[Exercise prompt]
Can you print the lines in the items below verbatim, from the one containing "50, 567, 55]" through the one containing "34, 567, 39]"?
-- begin Records to process --
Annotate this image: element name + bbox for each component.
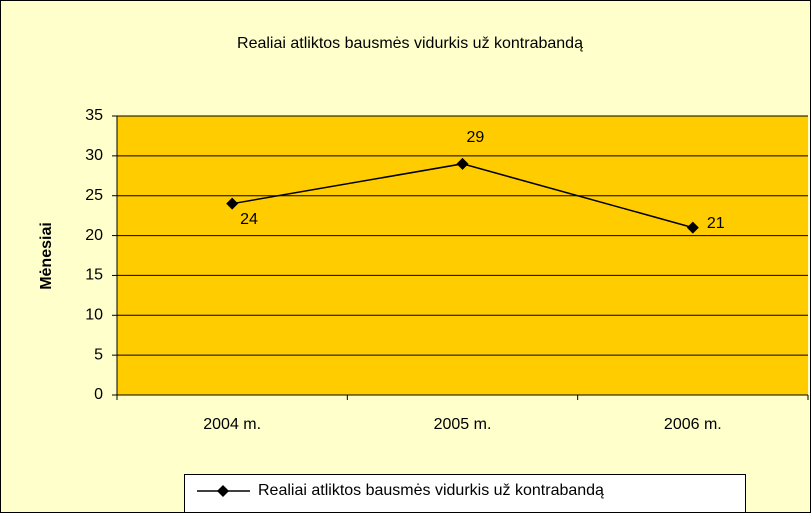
- y-tick-label: 5: [94, 346, 103, 363]
- data-label: 24: [240, 211, 258, 228]
- data-label: 21: [707, 215, 725, 232]
- y-tick-label: 20: [85, 227, 103, 244]
- y-axis-label: Mėnesiai: [38, 222, 55, 290]
- data-label: 29: [467, 129, 485, 146]
- x-tick-label: 2006 m.: [664, 416, 722, 433]
- y-tick-label: 25: [85, 187, 103, 204]
- y-tick-label: 10: [85, 307, 103, 324]
- y-tick-label: 15: [85, 267, 103, 284]
- y-tick-label: 30: [85, 147, 103, 164]
- legend-box: [184, 474, 746, 513]
- marker: [686, 221, 699, 234]
- chart-title: Realiai atliktos bausmės vidurkis už kon…: [237, 35, 583, 52]
- legend-label: Realiai atliktos bausmės vidurkis už kon…: [258, 482, 604, 499]
- y-tick-label: 0: [94, 386, 103, 403]
- y-tick-label: 35: [85, 107, 103, 124]
- x-tick-label: 2004 m.: [203, 416, 261, 433]
- legend-marker: [217, 485, 229, 497]
- marker: [456, 157, 469, 170]
- x-tick-label: 2005 m.: [434, 416, 492, 433]
- marker: [226, 197, 239, 210]
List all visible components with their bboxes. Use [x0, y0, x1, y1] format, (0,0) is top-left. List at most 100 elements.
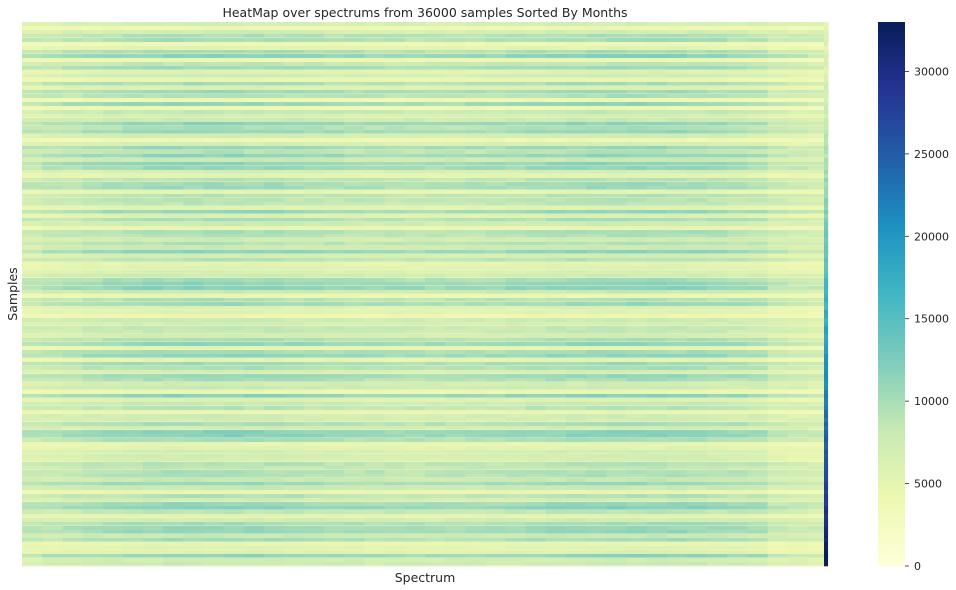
heatmap-cell	[545, 50, 567, 55]
heatmap-cell	[283, 202, 305, 207]
heatmap-cell	[42, 78, 63, 83]
heatmap-cell	[666, 486, 688, 491]
heatmap-cell	[727, 250, 748, 255]
heatmap-cell	[42, 346, 63, 351]
heatmap-cell	[283, 194, 305, 199]
heatmap-cell	[606, 266, 628, 271]
heatmap-cell	[566, 218, 587, 223]
heatmap-cell	[364, 46, 386, 51]
heatmap-cell	[686, 134, 708, 139]
heatmap-cell	[62, 86, 84, 91]
heatmap-cell	[384, 22, 406, 27]
heatmap-cell	[606, 174, 628, 179]
heatmap-cell	[666, 158, 688, 163]
heatmap-cell	[626, 302, 648, 307]
heatmap-cell	[22, 470, 43, 475]
heatmap-cell	[646, 446, 668, 451]
heatmap-cell	[404, 422, 426, 427]
heatmap-cell	[485, 226, 507, 231]
heatmap-cell	[364, 290, 386, 295]
heatmap-cell	[707, 202, 728, 207]
heatmap-cell	[566, 102, 587, 107]
heatmap-cell	[304, 210, 325, 215]
heatmap-cell	[384, 130, 406, 135]
heatmap-cell	[606, 138, 628, 143]
heatmap-cell	[62, 354, 84, 359]
heatmap-cell	[807, 414, 829, 419]
heatmap-cell	[304, 346, 325, 351]
heatmap-cell	[344, 170, 366, 175]
heatmap-cell	[445, 406, 466, 411]
heatmap-cell	[545, 34, 567, 39]
heatmap-cell	[485, 446, 507, 451]
heatmap-cell	[384, 386, 406, 391]
heatmap-cell	[283, 514, 305, 519]
heatmap-cell	[505, 50, 527, 55]
heatmap-cell	[767, 42, 789, 47]
heatmap-cell	[666, 94, 688, 99]
heatmap-cell	[102, 126, 124, 131]
heatmap-cell	[586, 122, 607, 127]
heatmap-cell	[324, 190, 345, 195]
heatmap-cell	[223, 470, 245, 475]
heatmap-cell	[243, 22, 265, 27]
heatmap-cell	[465, 110, 487, 115]
heatmap-cell	[243, 142, 265, 147]
heatmap-cell	[102, 394, 124, 399]
heatmap-cell	[525, 94, 547, 99]
heatmap-cell	[465, 26, 487, 31]
heatmap-cell	[223, 66, 245, 71]
heatmap-cell	[767, 146, 789, 151]
heatmap-cell	[82, 218, 104, 223]
heatmap-cell	[465, 338, 487, 343]
heatmap-cell	[646, 282, 668, 287]
heatmap-cell	[727, 458, 748, 463]
heatmap-cell	[62, 90, 84, 95]
heatmap-cell	[223, 138, 245, 143]
heatmap-cell	[122, 26, 144, 31]
heatmap-cell	[223, 30, 245, 35]
heatmap-cell	[304, 414, 325, 419]
heatmap-cell	[122, 202, 144, 207]
heatmap-cell	[344, 422, 366, 427]
heatmap-cell	[344, 390, 366, 395]
heatmap-cell	[566, 430, 587, 435]
heatmap-cell	[807, 382, 829, 387]
heatmap-cell	[404, 406, 426, 411]
heatmap-cell	[626, 162, 648, 167]
heatmap-cell	[425, 266, 446, 271]
heatmap-cell	[203, 238, 225, 243]
heatmap-cell	[304, 506, 325, 511]
heatmap-cell	[545, 354, 567, 359]
heatmap-cell	[767, 394, 789, 399]
heatmap-cell	[142, 142, 164, 147]
heatmap-cell	[586, 78, 607, 83]
heatmap-cell	[203, 446, 225, 451]
heatmap-cell	[566, 214, 587, 219]
heatmap-cell	[807, 486, 829, 491]
heatmap-cell	[787, 218, 809, 223]
heatmap-cell	[263, 142, 285, 147]
heatmap-cell	[22, 450, 43, 455]
heatmap-cell	[142, 478, 164, 483]
heatmap-cell	[263, 66, 285, 71]
heatmap-cell	[62, 474, 84, 479]
heatmap-cell	[404, 234, 426, 239]
heatmap-cell	[807, 46, 829, 51]
heatmap-cell	[404, 74, 426, 79]
heatmap-cell	[505, 438, 527, 443]
heatmap-cell	[425, 22, 446, 27]
heatmap-cell	[586, 502, 607, 507]
heatmap-cell	[324, 366, 345, 371]
heatmap-cell	[807, 230, 829, 235]
heatmap-cell	[686, 274, 708, 279]
heatmap-cell	[747, 150, 769, 155]
heatmap-cell	[606, 26, 628, 31]
heatmap-cell	[62, 22, 84, 27]
heatmap-cell	[364, 34, 386, 39]
heatmap-cell	[22, 186, 43, 191]
heatmap-cell	[223, 490, 245, 495]
heatmap-cell	[223, 274, 245, 279]
heatmap-cell	[22, 334, 43, 339]
heatmap-cell	[767, 154, 789, 159]
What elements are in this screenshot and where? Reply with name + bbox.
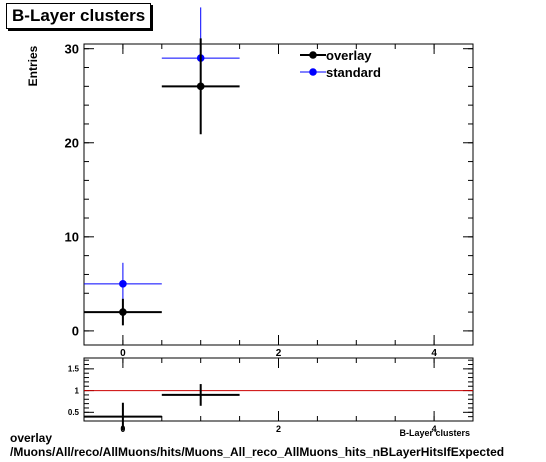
overlay-series-point	[119, 308, 127, 316]
main-x-tick-label: 2	[276, 348, 282, 359]
x-axis-label: B-Layer clusters	[399, 428, 470, 438]
legend-label: standard	[326, 65, 381, 80]
main-y-tick-label: 30	[65, 41, 79, 56]
main-plot: 0 10 20 30 0 2 4 Entries B-Layer clusters overlay…	[26, 7, 474, 438]
ratio-x-tick-label: 2	[276, 424, 281, 434]
ratio-y-tick-label: 1	[75, 386, 80, 395]
legend-marker	[309, 51, 317, 59]
ratio-x-tick-label: 4	[432, 424, 437, 434]
footer-line-1: overlay	[10, 431, 53, 445]
footer-caption: overlay /Muons/All/reco/AllMuons/hits/Mu…	[10, 431, 504, 459]
legend: overlay standard	[300, 48, 381, 80]
legend-marker	[309, 68, 317, 76]
main-y-tick-label: 10	[65, 229, 79, 244]
ratio-y-tick-label: 0.5	[68, 408, 80, 417]
main-frame	[83, 43, 474, 346]
main-y-tick-label: 0	[72, 323, 79, 338]
chart-title: B-Layer clusters	[6, 3, 152, 29]
overlay-series-point	[196, 82, 205, 91]
legend-label: overlay	[326, 48, 372, 63]
main-x-tick-label: 0	[120, 348, 126, 359]
main-y-tick-label: 20	[65, 135, 79, 150]
footer-line-2: /Muons/All/reco/AllMuons/hits/Muons_All_…	[10, 445, 505, 459]
main-x-tick-label: 4	[431, 348, 437, 359]
y-axis-label: Entries	[26, 45, 40, 86]
standard-series-point	[119, 280, 127, 288]
ratio-y-tick-label: 1.5	[68, 365, 80, 374]
ratio-plot: 0.511.5024	[68, 357, 474, 434]
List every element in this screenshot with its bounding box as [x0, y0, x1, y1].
-- end Records to process --
[Answer to this problem]
heatmap-cell	[545, 50, 567, 55]
heatmap-cell	[283, 202, 305, 207]
heatmap-cell	[42, 78, 63, 83]
heatmap-cell	[666, 486, 688, 491]
heatmap-cell	[727, 250, 748, 255]
heatmap-cell	[42, 346, 63, 351]
heatmap-cell	[283, 194, 305, 199]
heatmap-cell	[606, 266, 628, 271]
heatmap-cell	[566, 218, 587, 223]
heatmap-cell	[364, 46, 386, 51]
heatmap-cell	[686, 134, 708, 139]
heatmap-cell	[62, 86, 84, 91]
heatmap-cell	[384, 22, 406, 27]
heatmap-cell	[606, 174, 628, 179]
heatmap-cell	[666, 158, 688, 163]
heatmap-cell	[626, 302, 648, 307]
heatmap-cell	[22, 470, 43, 475]
heatmap-cell	[646, 446, 668, 451]
heatmap-cell	[404, 422, 426, 427]
heatmap-cell	[485, 226, 507, 231]
heatmap-cell	[364, 290, 386, 295]
heatmap-cell	[707, 202, 728, 207]
heatmap-cell	[566, 102, 587, 107]
heatmap-cell	[304, 210, 325, 215]
heatmap-cell	[384, 130, 406, 135]
heatmap-cell	[606, 138, 628, 143]
heatmap-cell	[62, 354, 84, 359]
heatmap-cell	[807, 414, 829, 419]
heatmap-cell	[304, 346, 325, 351]
heatmap-cell	[344, 170, 366, 175]
heatmap-cell	[445, 406, 466, 411]
heatmap-cell	[545, 34, 567, 39]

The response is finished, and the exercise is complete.